## PROVIDED DATA:
________

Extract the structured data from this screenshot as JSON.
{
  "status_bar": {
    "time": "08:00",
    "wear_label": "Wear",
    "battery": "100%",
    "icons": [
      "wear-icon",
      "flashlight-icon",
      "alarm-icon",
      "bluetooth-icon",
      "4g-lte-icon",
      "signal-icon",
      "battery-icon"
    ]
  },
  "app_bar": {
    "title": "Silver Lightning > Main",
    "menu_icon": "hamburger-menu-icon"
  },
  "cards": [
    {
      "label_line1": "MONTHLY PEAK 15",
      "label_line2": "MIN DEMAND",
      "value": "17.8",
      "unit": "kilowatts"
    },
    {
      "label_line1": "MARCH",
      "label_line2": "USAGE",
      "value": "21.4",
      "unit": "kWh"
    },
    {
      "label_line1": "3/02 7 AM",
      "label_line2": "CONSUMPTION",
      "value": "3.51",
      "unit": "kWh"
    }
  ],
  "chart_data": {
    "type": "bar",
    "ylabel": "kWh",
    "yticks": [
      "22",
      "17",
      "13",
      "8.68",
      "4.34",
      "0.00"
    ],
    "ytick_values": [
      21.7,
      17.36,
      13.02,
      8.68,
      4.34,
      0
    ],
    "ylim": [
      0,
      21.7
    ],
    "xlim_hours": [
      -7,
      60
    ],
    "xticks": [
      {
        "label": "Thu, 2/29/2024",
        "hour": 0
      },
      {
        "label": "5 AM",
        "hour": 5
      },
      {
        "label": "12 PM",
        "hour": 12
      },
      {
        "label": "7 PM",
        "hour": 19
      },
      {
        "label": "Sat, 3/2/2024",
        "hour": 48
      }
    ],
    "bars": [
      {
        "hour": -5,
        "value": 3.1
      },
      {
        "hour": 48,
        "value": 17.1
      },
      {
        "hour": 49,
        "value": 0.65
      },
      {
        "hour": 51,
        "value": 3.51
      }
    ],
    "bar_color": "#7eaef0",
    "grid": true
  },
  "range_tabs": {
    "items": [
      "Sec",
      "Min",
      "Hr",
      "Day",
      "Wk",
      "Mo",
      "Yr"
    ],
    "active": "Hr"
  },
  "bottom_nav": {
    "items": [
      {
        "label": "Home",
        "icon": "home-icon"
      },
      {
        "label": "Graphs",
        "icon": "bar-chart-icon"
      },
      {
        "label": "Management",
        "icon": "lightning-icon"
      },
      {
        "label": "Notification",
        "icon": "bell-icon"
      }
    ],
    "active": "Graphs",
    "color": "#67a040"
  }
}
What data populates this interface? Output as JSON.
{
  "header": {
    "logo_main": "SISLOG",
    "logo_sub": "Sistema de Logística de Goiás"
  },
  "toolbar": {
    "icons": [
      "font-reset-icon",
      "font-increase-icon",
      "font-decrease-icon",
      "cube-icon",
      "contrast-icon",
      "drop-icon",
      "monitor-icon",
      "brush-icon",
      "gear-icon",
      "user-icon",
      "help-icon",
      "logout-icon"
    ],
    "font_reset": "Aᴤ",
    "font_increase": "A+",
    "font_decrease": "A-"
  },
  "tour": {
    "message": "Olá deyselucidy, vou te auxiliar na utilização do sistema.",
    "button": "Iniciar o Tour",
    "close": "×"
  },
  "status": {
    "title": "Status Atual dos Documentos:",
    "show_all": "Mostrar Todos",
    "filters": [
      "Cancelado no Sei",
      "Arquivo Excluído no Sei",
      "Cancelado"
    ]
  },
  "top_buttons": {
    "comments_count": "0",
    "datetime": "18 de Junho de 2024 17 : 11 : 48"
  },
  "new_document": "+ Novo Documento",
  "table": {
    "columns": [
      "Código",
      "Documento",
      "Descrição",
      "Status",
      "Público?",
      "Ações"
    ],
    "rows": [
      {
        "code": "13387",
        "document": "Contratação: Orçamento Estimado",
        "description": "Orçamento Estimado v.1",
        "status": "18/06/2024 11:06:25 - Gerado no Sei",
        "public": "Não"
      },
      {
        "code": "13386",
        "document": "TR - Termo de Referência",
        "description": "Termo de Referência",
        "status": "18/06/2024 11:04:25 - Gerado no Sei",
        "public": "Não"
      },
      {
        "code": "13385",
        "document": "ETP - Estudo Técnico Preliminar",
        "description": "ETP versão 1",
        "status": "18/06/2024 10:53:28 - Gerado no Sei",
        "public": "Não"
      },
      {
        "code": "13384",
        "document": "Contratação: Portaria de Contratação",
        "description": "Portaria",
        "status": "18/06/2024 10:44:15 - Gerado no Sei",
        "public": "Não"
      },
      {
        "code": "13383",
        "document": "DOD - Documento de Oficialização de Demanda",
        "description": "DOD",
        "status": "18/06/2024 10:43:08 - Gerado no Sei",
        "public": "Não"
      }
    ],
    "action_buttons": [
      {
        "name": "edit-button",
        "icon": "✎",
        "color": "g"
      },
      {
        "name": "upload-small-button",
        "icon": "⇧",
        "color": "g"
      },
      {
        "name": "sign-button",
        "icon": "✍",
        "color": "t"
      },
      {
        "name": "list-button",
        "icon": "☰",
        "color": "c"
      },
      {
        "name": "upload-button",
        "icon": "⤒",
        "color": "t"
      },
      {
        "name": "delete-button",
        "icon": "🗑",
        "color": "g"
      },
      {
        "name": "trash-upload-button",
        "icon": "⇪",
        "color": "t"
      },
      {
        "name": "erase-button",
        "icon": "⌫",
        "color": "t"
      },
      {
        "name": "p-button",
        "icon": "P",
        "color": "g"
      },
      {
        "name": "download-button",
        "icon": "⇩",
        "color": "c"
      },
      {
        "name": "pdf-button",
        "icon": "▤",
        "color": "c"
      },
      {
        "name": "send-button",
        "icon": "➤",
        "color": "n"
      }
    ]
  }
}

________

## DIRECTIVE:
Above are the records; retype them all without a single difference.

## FINISHED ANSWER:
Extract the structured data from this screenshot as JSON.
{
  "status_bar": {
    "time": "08:00",
    "wear_label": "Wear",
    "battery": "100%",
    "icons": [
      "wear-icon",
      "flashlight-icon",
      "alarm-icon",
      "bluetooth-icon",
      "4g-lte-icon",
      "signal-icon",
      "battery-icon"
    ]
  },
  "app_bar": {
    "title": "Silver Lightning > Main",
    "menu_icon": "hamburger-menu-icon"
  },
  "cards": [
    {
      "label_line1": "MONTHLY PEAK 15",
      "label_line2": "MIN DEMAND",
      "value": "17.8",
      "unit": "kilowatts"
    },
    {
      "label_line1": "MARCH",
      "label_line2": "USAGE",
      "value": "21.4",
      "unit": "kWh"
    },
    {
      "label_line1": "3/02 7 AM",
      "label_line2": "CONSUMPTION",
      "value": "3.51",
      "unit": "kWh"
    }
  ],
  "chart_data": {
    "type": "bar",
    "ylabel": "kWh",
    "yticks": [
      "22",
      "17",
      "13",
      "8.68",
      "4.34",
      "0.00"
    ],
    "ytick_values": [
      21.7,
      17.36,
      13.02,
      8.68,
      4.34,
      0
    ],
    "ylim": [
      0,
      21.7
    ],
    "xlim_hours": [
      -7,
      60
    ],
    "xticks": [
      {
        "label": "Thu, 2/29/2024",
        "hour": 0
      },
      {
        "label": "5 AM",
        "hour": 5
      },
      {
        "label": "12 PM",
        "hour": 12
      },
      {
        "label": "7 PM",
        "hour": 19
      },
      {
        "label": "Sat, 3/2/2024",
        "hour": 48
      }
    ],
    "bars": [
      {
        "hour": -5,
        "value": 3.1
      },
      {
        "hour": 48,
        "value": 17.1
      },
      {
        "hour": 49,
        "value": 0.65
      },
      {
        "hour": 51,
        "value": 3.51
      }
    ],
    "bar_color": "#7eaef0",
    "grid": true
  },
  "range_tabs": {
    "items": [
      "Sec",
      "Min",
      "Hr",
      "Day",
      "Wk",
      "Mo",
      "Yr"
    ],
    "active": "Hr"
  },
  "bottom_nav": {
    "items": [
      {
        "label": "Home",
        "icon": "home-icon"
      },
      {
        "label": "Graphs",
        "icon": "bar-chart-icon"
      },
      {
        "label": "Management",
        "icon": "lightning-icon"
      },
      {
        "label": "Notification",
        "icon": "bell-icon"
      }
    ],
    "active": "Graphs",
    "color": "#67a040"
  }
}
What data populates this interface? Output as JSON.
{
  "header": {
    "logo_main": "SISLOG",
    "logo_sub": "Sistema de Logística de Goiás"
  },
  "toolbar": {
    "icons": [
      "font-reset-icon",
      "font-increase-icon",
      "font-decrease-icon",
      "cube-icon",
      "contrast-icon",
      "drop-icon",
      "monitor-icon",
      "brush-icon",
      "gear-icon",
      "user-icon",
      "help-icon",
      "logout-icon"
    ],
    "font_reset": "Aᴤ",
    "font_increase": "A+",
    "font_decrease": "A-"
  },
  "tour": {
    "message": "Olá deyselucidy, vou te auxiliar na utilização do sistema.",
    "button": "Iniciar o Tour",
    "close": "×"
  },
  "status": {
    "title": "Status Atual dos Documentos:",
    "show_all": "Mostrar Todos",
    "filters": [
      "Cancelado no Sei",
      "Arquivo Excluído no Sei",
      "Cancelado"
    ]
  },
  "top_buttons": {
    "comments_count": "0",
    "datetime": "18 de Junho de 2024 17 : 11 : 48"
  },
  "new_document": "+ Novo Documento",
  "table": {
    "columns": [
      "Código",
      "Documento",
      "Descrição",
      "Status",
      "Público?",
      "Ações"
    ],
    "rows": [
      {
        "code": "13387",
        "document": "Contratação: Orçamento Estimado",
        "description": "Orçamento Estimado v.1",
        "status": "18/06/2024 11:06:25 - Gerado no Sei",
        "public": "Não"
      },
      {
        "code": "13386",
        "document": "TR - Termo de Referência",
        "description": "Termo de Referência",
        "status": "18/06/2024 11:04:25 - Gerado no Sei",
        "public": "Não"
      },
      {
        "code": "13385",
        "document": "ETP - Estudo Técnico Preliminar",
        "description": "ETP versão 1",
        "status": "18/06/2024 10:53:28 - Gerado no Sei",
        "public": "Não"
      },
      {
        "code": "13384",
        "document": "Contratação: Portaria de Contratação",
        "description": "Portaria",
        "status": "18/06/2024 10:44:15 - Gerado no Sei",
        "public": "Não"
      },
      {
        "code": "13383",
        "document": "DOD - Documento de Oficialização de Demanda",
        "description": "DOD",
        "status": "18/06/2024 10:43:08 - Gerado no Sei",
        "public": "Não"
      }
    ],
    "action_buttons": [
      {
        "name": "edit-button",
        "icon": "✎",
        "color": "g"
      },
      {
        "name": "upload-small-button",
        "icon": "⇧",
        "color": "g"
      },
      {
        "name": "sign-button",
        "icon": "✍",
        "color": "t"
      },
      {
        "name": "list-button",
        "icon": "☰",
        "color": "c"
      },
      {
        "name": "upload-button",
        "icon": "⤒",
        "color": "t"
      },
      {
        "name": "delete-button",
        "icon": "🗑",
        "color": "g"
      },
      {
        "name": "trash-upload-button",
        "icon": "⇪",
        "color": "t"
      },
      {
        "name": "erase-button",
        "icon": "⌫",
        "color": "t"
      },
      {
        "name": "p-button",
        "icon": "P",
        "color": "g"
      },
      {
        "name": "download-button",
        "icon": "⇩",
        "color": "c"
      },
      {
        "name": "pdf-button",
        "icon": "▤",
        "color": "c"
      },
      {
        "name": "send-button",
        "icon": "➤",
        "color": "n"
      }
    ]
  }
}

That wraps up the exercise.